Are you able to quote each entry exactly as written?
** START SUPPLIED ENTRIES **
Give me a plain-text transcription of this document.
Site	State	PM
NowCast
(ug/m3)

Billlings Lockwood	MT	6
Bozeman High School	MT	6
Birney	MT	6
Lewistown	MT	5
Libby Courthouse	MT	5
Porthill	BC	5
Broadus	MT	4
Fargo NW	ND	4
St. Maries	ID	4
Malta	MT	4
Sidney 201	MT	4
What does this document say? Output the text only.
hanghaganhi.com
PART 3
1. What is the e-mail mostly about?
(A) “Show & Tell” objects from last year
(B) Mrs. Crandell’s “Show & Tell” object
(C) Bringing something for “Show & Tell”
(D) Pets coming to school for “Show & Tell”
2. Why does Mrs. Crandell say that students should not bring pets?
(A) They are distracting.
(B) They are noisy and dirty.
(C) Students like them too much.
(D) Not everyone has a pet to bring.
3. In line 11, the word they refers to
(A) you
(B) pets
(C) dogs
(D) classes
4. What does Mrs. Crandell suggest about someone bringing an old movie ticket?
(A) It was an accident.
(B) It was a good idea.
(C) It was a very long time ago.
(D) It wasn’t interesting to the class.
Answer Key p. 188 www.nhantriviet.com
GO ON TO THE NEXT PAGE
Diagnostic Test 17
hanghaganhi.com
** END SUPPLIED ENTRIES **
TASK RESULT —
Give me a plain-text transcription of this document.
Site	State	PM
NowCast
(ug/m3)

Billlings Lockwood	MT	6
Bozeman High School	MT	6
Birney	MT	6
Lewistown	MT	5
Libby Courthouse	MT	5
Porthill	BC	5
Broadus	MT	4
Fargo NW	ND	4
St. Maries	ID	4
Malta	MT	4
Sidney 201	MT	4
What does this document say? Output the text only.
hanghaganhi.com
PART 3
1. What is the e-mail mostly about?
(A) “Show & Tell” objects from last year
(B) Mrs. Crandell’s “Show & Tell” object
(C) Bringing something for “Show & Tell”
(D) Pets coming to school for “Show & Tell”
2. Why does Mrs. Crandell say that students should not bring pets?
(A) They are distracting.
(B) They are noisy and dirty.
(C) Students like them too much.
(D) Not everyone has a pet to bring.
3. In line 11, the word they refers to
(A) you
(B) pets
(C) dogs
(D) classes
4. What does Mrs. Crandell suggest about someone bringing an old movie ticket?
(A) It was an accident.
(B) It was a good idea.
(C) It was a very long time ago.
(D) It wasn’t interesting to the class.
Answer Key p. 188 www.nhantriviet.com
GO ON TO THE NEXT PAGE
Diagnostic Test 17
hanghaganhi.com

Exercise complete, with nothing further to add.